Copy every line that holds "THÀNH".

• Task data:

++++++++++++++++++++

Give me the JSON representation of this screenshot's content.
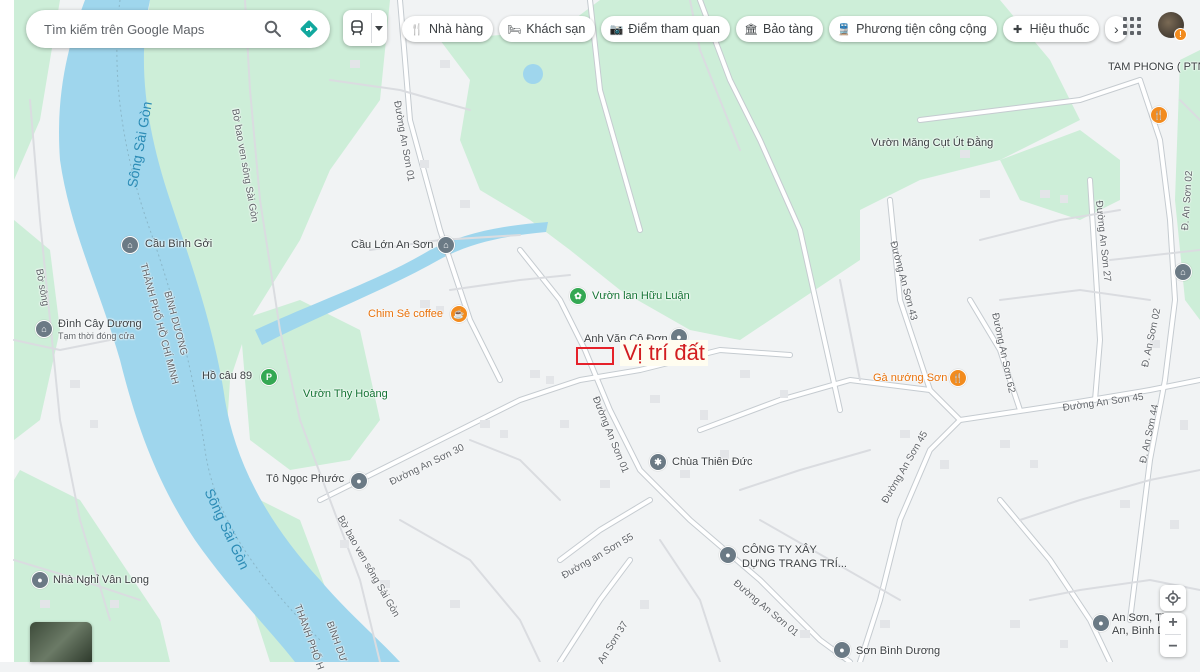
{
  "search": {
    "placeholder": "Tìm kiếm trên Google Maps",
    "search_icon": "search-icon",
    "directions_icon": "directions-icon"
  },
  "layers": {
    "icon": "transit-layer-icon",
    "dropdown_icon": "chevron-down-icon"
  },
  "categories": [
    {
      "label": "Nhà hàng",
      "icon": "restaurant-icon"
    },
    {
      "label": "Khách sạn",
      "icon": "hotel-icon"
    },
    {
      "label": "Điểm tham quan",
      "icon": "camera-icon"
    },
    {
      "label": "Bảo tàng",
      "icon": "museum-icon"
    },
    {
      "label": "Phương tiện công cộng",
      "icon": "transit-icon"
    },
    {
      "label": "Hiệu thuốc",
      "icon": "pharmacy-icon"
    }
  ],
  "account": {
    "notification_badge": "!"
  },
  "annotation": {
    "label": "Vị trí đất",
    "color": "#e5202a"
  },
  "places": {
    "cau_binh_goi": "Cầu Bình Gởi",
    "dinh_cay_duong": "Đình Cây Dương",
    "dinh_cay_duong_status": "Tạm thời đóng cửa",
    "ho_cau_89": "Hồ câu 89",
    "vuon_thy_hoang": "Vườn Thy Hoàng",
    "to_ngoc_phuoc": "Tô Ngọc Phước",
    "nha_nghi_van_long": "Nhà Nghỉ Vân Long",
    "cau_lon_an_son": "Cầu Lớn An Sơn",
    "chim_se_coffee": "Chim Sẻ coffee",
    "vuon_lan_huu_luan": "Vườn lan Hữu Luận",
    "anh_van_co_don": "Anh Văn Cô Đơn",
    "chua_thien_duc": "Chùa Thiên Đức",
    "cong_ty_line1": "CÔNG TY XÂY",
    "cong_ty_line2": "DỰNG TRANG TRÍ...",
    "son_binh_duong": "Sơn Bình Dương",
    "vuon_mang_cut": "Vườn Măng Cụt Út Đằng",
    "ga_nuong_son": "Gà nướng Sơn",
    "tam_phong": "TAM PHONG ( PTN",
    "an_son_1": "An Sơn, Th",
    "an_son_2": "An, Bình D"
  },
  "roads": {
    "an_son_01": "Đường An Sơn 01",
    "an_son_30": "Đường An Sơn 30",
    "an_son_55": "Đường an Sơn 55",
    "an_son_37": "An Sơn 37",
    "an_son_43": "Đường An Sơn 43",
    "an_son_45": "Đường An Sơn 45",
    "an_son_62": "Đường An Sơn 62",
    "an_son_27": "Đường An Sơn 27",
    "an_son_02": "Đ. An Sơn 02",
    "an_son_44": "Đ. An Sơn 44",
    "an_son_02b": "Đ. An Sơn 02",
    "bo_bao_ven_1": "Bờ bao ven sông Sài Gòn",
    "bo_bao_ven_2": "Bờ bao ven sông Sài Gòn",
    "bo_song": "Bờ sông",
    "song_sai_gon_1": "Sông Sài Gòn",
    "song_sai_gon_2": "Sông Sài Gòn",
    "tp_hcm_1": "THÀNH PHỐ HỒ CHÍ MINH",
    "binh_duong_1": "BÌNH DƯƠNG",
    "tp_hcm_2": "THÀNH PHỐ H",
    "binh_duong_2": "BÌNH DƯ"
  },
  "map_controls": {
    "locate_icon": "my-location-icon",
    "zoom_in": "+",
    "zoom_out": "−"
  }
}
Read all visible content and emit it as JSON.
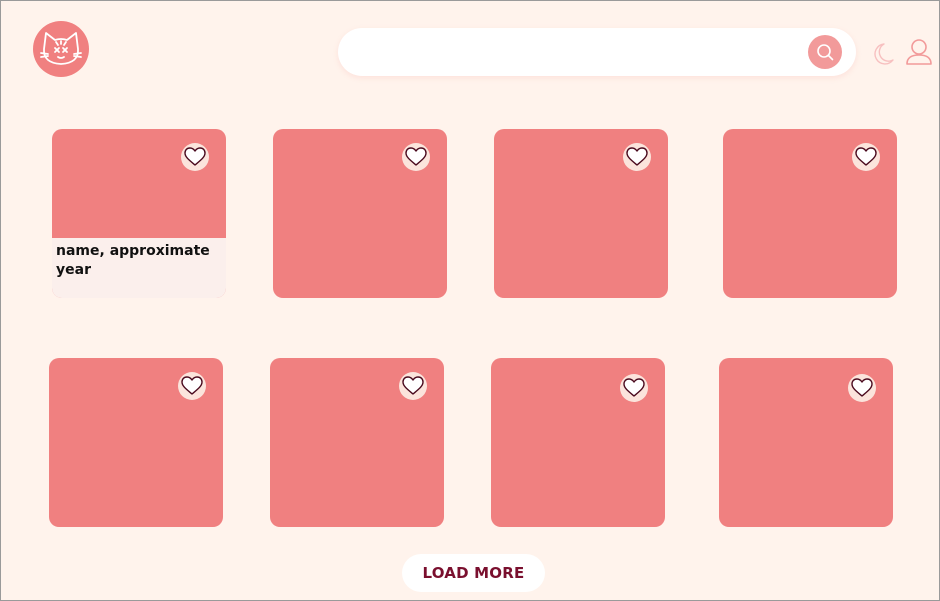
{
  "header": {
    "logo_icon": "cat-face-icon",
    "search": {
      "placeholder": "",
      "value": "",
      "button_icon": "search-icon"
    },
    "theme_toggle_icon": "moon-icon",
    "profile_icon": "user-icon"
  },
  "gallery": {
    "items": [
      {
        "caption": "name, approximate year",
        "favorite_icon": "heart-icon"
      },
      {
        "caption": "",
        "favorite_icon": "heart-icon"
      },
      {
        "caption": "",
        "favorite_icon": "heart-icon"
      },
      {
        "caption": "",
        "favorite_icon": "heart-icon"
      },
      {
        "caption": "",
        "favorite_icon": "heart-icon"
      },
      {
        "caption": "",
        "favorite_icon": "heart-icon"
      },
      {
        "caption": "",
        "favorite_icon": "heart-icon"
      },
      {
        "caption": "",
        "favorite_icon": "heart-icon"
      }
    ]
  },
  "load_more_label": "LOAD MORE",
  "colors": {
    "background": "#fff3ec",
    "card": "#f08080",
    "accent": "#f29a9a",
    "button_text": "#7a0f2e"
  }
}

++++++++++++++++++++

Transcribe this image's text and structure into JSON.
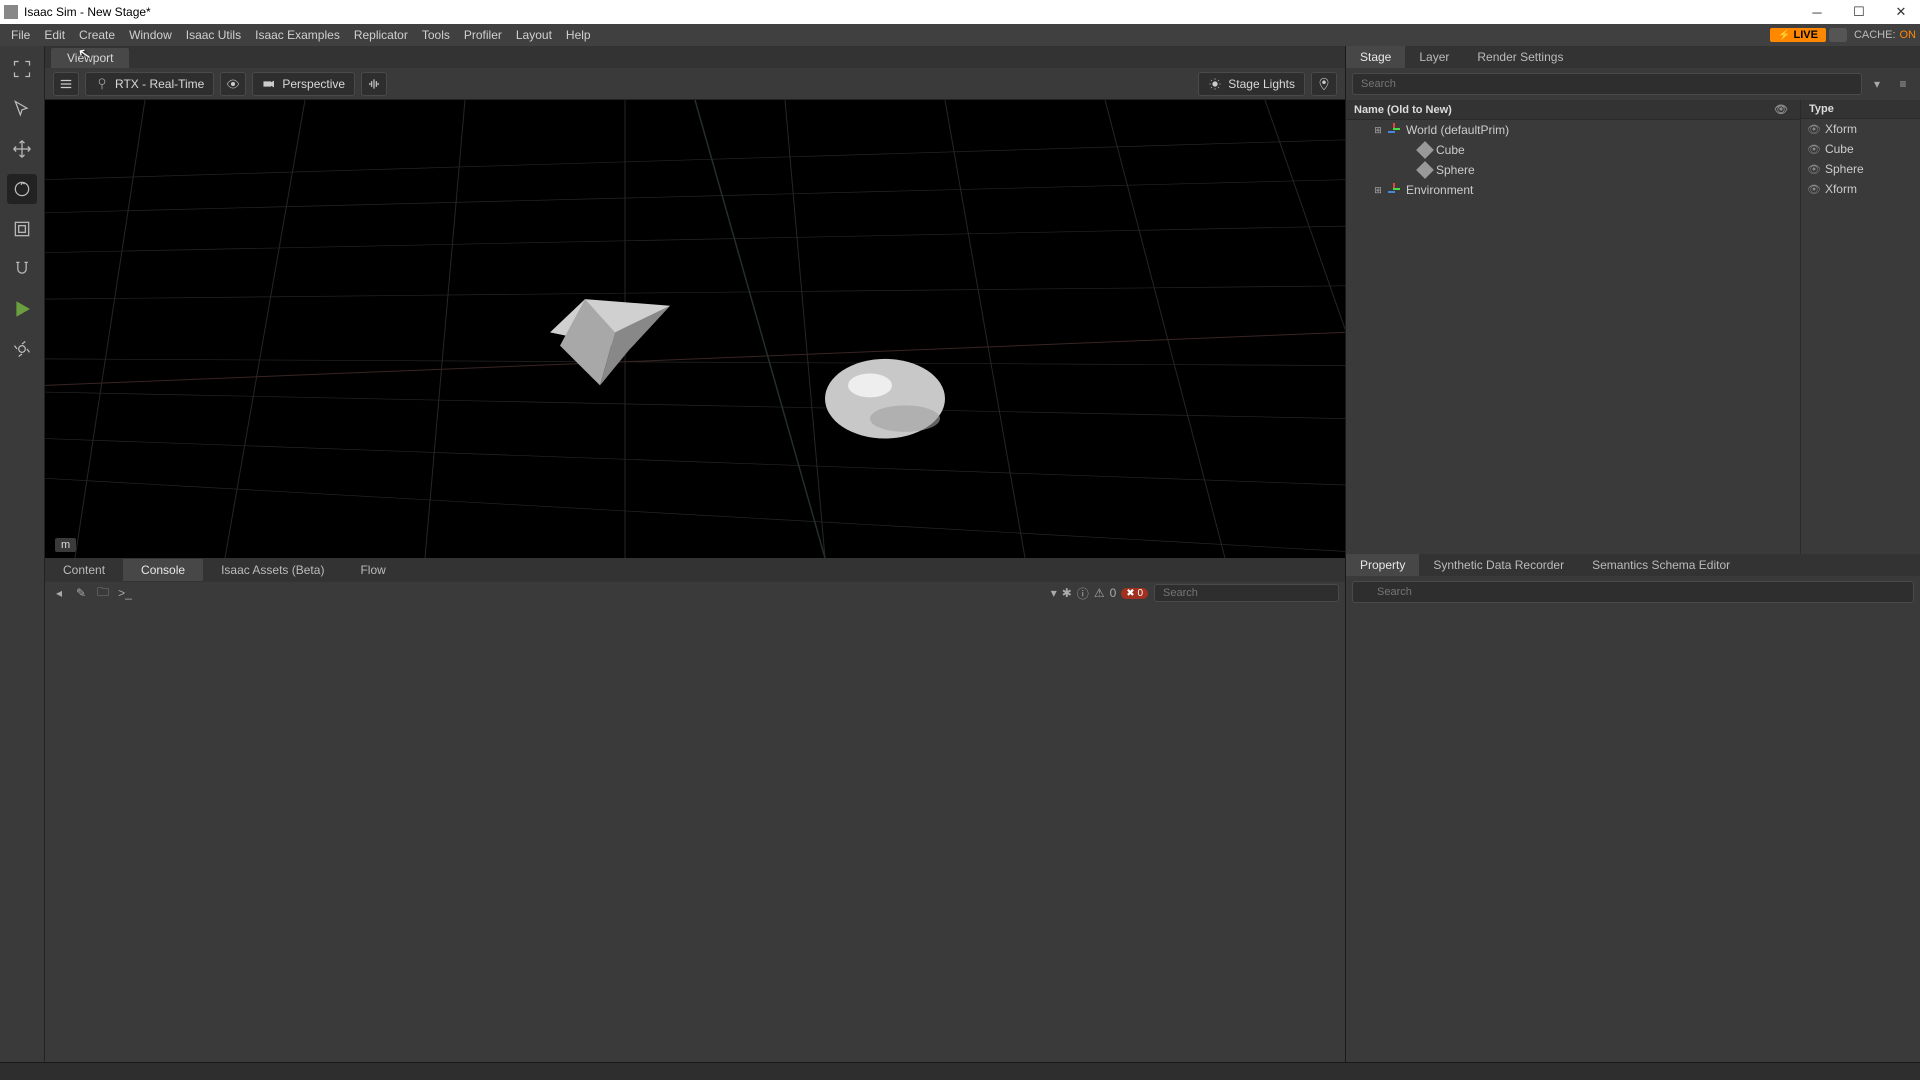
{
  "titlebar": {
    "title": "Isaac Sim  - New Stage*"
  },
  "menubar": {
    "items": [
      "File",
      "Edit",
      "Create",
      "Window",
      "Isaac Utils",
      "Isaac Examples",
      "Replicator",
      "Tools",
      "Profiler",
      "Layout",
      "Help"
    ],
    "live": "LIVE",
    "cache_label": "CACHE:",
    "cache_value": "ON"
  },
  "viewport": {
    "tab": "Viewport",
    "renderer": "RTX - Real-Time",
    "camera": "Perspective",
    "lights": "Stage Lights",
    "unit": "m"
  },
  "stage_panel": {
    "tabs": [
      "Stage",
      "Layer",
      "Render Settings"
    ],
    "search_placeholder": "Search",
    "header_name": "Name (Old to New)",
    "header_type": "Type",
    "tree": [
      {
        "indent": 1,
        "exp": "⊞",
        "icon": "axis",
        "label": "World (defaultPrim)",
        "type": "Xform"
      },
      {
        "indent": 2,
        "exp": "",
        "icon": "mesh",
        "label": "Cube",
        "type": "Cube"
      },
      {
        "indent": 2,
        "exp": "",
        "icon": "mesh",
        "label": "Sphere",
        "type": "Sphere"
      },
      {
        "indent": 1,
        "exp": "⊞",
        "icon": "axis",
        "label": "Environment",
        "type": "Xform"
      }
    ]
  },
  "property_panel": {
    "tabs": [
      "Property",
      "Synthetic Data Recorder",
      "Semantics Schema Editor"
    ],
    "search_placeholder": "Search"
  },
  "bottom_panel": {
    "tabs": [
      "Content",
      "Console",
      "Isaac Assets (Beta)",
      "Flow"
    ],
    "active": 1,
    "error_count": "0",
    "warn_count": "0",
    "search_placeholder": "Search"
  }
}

++++++++++++++++++++

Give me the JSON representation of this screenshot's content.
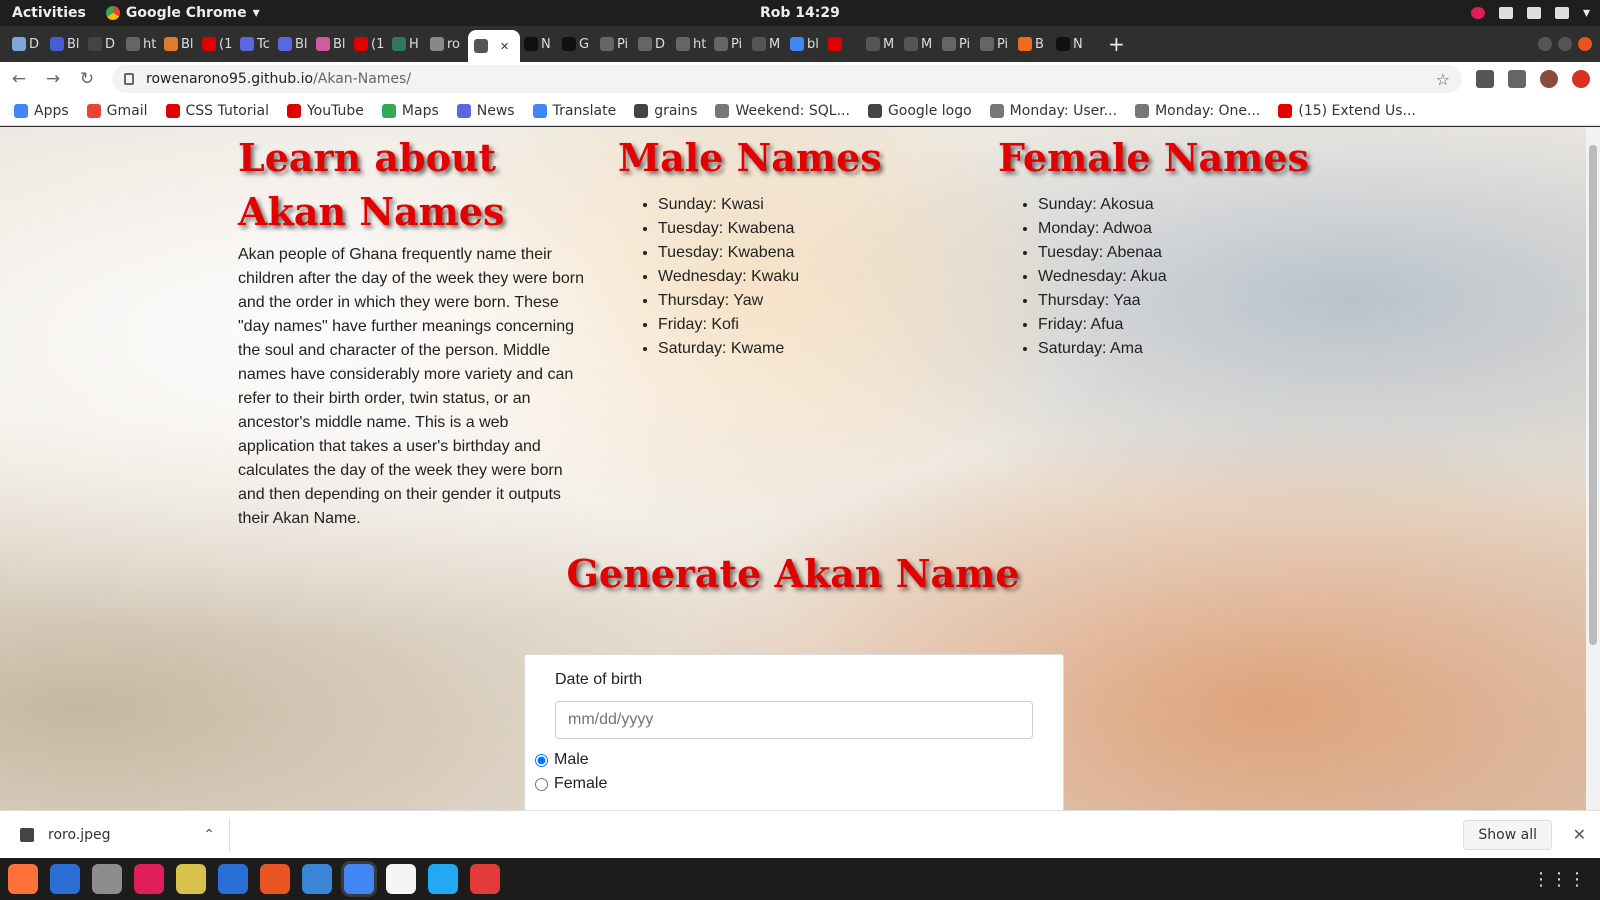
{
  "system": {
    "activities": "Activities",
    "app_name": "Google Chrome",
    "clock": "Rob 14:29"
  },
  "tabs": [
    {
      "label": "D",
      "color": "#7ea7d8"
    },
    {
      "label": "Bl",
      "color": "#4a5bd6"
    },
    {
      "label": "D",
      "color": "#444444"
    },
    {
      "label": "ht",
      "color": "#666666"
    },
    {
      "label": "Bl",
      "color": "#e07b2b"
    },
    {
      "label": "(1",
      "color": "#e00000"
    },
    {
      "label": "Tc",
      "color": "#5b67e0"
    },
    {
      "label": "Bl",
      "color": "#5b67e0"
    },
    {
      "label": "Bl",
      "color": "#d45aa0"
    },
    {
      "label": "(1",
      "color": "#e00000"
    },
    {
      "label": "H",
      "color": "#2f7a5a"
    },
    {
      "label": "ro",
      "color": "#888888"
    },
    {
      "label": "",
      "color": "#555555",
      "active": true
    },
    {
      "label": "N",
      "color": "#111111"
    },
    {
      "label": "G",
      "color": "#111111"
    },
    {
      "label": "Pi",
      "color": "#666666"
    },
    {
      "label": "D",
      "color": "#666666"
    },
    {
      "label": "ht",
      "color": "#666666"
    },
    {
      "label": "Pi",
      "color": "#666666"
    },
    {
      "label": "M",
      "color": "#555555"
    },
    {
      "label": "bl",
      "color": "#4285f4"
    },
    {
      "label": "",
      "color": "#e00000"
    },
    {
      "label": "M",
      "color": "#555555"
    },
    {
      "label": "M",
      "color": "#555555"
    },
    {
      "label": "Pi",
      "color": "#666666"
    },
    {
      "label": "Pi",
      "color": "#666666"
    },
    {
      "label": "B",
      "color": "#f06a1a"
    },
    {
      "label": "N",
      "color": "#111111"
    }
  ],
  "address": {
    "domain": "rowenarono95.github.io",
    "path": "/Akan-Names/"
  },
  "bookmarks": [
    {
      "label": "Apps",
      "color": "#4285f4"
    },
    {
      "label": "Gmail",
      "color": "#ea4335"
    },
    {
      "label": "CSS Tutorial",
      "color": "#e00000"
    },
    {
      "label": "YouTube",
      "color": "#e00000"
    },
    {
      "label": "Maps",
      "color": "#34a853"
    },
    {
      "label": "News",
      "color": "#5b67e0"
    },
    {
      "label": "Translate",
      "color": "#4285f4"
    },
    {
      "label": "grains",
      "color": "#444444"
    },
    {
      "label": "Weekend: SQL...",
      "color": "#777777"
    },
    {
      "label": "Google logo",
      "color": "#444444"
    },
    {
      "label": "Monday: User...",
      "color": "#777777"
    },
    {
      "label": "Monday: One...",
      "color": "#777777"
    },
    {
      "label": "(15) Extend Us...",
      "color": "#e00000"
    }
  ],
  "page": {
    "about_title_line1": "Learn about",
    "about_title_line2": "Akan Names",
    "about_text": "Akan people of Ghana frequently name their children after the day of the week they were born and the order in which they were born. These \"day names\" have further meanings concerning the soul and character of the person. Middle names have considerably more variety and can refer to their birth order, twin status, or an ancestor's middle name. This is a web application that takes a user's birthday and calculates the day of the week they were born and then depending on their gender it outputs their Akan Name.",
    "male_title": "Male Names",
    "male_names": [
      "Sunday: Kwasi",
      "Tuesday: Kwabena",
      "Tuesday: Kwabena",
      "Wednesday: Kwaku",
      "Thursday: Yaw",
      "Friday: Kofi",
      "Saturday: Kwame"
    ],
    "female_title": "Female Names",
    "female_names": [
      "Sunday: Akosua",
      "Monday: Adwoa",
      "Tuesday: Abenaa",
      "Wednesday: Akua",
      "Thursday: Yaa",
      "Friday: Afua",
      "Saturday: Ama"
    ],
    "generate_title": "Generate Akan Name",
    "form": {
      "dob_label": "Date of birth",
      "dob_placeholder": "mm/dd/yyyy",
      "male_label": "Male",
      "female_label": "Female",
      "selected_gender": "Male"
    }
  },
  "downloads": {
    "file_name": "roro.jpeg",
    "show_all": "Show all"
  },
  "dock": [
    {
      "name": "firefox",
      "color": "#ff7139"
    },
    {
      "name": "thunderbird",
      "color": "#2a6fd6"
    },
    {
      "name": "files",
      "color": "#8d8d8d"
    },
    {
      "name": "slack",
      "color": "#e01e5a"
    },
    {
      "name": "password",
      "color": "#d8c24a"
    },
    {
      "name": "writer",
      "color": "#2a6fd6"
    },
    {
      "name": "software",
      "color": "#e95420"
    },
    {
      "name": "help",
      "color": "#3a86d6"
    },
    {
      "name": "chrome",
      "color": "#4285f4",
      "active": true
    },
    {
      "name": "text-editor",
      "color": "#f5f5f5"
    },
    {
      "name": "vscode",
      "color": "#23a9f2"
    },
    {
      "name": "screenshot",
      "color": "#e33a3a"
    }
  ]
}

++++++++++++++++++++

• Exercise output:
    "tp_hcm_1": "THÀNH PHỐ HỒ CHÍ MINH",
    "tp_hcm_2": "THÀNH PHỐ H",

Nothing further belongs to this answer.